(Dataset entries)
• • •
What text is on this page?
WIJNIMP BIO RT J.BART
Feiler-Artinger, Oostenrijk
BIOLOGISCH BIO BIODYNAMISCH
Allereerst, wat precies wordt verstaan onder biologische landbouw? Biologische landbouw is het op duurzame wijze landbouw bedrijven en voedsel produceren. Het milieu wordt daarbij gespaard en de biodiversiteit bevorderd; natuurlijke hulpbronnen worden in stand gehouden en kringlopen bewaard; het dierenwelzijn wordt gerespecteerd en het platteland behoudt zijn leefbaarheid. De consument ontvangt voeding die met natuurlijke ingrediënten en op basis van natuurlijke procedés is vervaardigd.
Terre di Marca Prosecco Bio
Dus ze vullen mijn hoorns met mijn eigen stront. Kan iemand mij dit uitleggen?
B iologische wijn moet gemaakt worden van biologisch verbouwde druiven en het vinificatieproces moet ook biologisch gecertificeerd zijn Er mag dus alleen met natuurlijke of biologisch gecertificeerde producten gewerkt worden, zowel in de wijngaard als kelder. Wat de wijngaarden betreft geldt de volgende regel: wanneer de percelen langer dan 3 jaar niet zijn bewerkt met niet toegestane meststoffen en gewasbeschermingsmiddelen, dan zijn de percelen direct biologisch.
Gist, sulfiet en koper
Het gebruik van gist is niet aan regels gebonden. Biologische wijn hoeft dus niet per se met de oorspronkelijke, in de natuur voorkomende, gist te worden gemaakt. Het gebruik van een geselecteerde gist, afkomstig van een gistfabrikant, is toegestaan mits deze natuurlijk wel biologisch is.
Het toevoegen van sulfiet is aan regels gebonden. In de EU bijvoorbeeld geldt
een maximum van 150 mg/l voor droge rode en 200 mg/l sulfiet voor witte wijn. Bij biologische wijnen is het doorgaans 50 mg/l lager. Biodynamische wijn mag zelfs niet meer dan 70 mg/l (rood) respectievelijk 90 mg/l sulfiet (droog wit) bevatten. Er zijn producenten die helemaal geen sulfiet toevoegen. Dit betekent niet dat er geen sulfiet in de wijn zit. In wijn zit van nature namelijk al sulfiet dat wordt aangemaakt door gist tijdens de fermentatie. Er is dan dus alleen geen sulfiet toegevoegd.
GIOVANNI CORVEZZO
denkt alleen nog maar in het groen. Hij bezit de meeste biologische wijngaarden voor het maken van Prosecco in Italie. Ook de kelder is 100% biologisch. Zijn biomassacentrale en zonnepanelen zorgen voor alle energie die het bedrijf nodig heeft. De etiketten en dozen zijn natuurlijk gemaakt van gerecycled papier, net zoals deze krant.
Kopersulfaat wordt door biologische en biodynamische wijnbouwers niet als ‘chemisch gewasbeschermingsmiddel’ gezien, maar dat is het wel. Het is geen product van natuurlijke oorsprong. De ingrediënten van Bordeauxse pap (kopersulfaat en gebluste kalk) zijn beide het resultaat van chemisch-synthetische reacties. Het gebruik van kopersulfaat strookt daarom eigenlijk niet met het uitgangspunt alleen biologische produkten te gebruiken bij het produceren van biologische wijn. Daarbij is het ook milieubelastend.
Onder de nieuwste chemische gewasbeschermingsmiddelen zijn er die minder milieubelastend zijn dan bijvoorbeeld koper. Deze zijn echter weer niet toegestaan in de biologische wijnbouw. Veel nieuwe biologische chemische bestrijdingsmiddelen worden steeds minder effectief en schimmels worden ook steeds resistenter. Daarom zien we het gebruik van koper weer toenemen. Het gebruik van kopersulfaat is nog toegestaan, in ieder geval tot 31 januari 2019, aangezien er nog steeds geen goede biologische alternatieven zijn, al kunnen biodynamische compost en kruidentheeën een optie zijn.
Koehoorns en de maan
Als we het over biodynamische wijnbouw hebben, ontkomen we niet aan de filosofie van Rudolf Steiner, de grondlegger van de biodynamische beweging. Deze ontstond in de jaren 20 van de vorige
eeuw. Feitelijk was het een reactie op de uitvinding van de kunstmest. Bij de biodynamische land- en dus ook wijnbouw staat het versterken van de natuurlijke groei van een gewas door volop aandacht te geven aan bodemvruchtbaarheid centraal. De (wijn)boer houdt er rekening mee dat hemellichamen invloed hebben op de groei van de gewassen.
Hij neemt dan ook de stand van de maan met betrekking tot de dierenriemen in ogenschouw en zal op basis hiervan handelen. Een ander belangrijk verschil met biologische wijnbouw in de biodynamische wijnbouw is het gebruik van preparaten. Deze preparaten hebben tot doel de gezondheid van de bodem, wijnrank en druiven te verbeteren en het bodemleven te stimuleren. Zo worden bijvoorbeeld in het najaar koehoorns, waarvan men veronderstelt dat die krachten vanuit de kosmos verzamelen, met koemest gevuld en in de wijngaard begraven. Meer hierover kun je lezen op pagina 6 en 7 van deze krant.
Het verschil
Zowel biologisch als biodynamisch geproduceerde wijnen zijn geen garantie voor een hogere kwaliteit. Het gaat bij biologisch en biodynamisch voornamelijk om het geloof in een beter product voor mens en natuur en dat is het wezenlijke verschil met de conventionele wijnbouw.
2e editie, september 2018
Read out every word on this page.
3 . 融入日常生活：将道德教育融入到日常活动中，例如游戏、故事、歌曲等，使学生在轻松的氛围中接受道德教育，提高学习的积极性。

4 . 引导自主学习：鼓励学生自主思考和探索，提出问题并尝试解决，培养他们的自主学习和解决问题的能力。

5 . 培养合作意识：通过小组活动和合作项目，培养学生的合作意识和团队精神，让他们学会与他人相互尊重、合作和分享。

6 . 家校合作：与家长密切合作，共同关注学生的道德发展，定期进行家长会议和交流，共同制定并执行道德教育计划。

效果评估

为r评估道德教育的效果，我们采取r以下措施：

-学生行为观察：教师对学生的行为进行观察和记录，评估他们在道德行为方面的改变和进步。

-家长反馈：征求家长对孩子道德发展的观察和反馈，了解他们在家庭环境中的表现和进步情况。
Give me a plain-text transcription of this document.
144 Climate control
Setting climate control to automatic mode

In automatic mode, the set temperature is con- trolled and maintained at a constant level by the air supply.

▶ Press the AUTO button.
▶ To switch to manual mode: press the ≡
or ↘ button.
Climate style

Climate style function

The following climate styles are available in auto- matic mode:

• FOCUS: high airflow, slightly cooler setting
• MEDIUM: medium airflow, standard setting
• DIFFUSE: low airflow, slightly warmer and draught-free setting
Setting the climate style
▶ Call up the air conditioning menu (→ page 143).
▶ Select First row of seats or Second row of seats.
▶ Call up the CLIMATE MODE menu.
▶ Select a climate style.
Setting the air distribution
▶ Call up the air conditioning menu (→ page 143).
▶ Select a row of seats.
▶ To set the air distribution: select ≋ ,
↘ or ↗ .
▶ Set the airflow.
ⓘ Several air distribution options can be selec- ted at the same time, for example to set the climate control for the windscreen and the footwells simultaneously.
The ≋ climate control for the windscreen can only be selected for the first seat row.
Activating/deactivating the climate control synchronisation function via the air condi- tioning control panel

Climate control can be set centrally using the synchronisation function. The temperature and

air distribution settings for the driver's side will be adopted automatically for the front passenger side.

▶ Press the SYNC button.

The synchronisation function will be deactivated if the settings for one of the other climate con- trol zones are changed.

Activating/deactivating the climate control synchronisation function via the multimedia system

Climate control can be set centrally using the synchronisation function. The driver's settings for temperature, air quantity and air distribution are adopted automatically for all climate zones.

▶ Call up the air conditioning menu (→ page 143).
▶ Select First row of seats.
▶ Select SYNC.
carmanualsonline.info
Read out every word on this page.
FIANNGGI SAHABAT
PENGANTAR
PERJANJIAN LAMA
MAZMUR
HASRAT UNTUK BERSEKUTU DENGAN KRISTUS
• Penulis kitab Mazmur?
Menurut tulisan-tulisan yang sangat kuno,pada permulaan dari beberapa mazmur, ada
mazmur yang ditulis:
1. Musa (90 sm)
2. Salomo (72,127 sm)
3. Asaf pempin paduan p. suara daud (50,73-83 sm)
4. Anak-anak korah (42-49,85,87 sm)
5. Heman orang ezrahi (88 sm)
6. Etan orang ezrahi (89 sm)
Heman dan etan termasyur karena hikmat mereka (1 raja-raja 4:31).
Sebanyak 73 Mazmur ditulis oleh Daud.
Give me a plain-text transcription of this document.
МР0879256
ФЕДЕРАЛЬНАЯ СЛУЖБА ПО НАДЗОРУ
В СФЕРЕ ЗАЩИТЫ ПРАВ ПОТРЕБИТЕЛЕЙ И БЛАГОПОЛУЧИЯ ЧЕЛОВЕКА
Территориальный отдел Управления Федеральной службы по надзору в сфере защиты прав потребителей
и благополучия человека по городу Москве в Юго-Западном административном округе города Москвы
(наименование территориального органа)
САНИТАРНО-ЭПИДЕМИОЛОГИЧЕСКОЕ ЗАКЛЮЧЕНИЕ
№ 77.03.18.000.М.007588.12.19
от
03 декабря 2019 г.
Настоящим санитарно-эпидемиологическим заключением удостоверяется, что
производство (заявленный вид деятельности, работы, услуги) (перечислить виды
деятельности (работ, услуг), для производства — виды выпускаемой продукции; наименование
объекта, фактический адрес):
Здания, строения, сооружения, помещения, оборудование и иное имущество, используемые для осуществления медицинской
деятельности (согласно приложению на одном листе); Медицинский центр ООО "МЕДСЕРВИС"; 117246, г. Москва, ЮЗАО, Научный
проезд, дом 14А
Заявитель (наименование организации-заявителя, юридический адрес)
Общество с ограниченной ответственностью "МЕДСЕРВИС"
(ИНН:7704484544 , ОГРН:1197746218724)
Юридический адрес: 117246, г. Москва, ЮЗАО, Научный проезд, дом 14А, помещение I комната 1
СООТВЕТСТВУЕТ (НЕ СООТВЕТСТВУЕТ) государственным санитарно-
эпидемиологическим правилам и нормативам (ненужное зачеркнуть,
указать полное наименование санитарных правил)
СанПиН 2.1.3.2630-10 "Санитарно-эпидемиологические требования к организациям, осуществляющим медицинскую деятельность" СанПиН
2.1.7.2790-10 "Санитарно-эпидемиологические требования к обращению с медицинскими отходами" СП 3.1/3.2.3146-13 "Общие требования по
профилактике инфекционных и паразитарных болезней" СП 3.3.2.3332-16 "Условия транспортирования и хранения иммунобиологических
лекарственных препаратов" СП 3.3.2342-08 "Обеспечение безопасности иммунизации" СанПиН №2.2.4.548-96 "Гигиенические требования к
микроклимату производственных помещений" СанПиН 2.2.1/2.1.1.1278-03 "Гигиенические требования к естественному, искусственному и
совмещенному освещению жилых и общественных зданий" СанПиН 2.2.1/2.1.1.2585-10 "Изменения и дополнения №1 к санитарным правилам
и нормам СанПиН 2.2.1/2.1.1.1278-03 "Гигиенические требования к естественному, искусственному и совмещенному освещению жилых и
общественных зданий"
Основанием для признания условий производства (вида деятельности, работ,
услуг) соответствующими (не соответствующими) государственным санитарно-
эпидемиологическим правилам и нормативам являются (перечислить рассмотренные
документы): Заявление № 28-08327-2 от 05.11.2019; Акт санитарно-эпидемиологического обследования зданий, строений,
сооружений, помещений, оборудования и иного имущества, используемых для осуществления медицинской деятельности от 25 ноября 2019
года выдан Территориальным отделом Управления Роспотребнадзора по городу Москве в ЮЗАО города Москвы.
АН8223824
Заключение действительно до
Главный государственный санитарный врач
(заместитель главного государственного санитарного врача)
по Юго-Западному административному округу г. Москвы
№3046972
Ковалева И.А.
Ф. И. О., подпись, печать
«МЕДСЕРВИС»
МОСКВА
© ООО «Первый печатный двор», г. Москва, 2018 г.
• • •
→ **YOUR OBJECTIVE**
Identify each line containing the string "ingrediënten" and copy it out.

→ **RESPONSE**
Allereerst, wat precies wordt verstaan onder biologische landbouw? Biologische landbouw is het op duurzame wijze landbouw bedrijven en voedsel produceren. Het milieu wordt daarbij gespaard en de biodiversiteit bevorderd; natuurlijke hulpbronnen worden in stand gehouden en kringlopen bewaard; het dierenwelzijn wordt gerespecteerd en het platteland behoudt zijn leefbaarheid. De consument ontvangt voeding die met natuurlijke ingrediënten en op basis van natuurlijke procedés is vervaardigd.
Kopersulfaat wordt door biologische en biodynamische wijnbouwers niet als ‘chemisch gewasbeschermingsmiddel’ gezien, maar dat is het wel. Het is geen product van natuurlijke oorsprong. De ingrediënten van Bordeauxse pap (kopersulfaat en gebluste kalk) zijn beide het resultaat van chemisch-synthetische reacties. Het gebruik van kopersulfaat strookt daarom eigenlijk niet met het uitgangspunt alleen biologische produkten te gebruiken bij het produceren van biologische wijn. Daarbij is het ook milieubelastend.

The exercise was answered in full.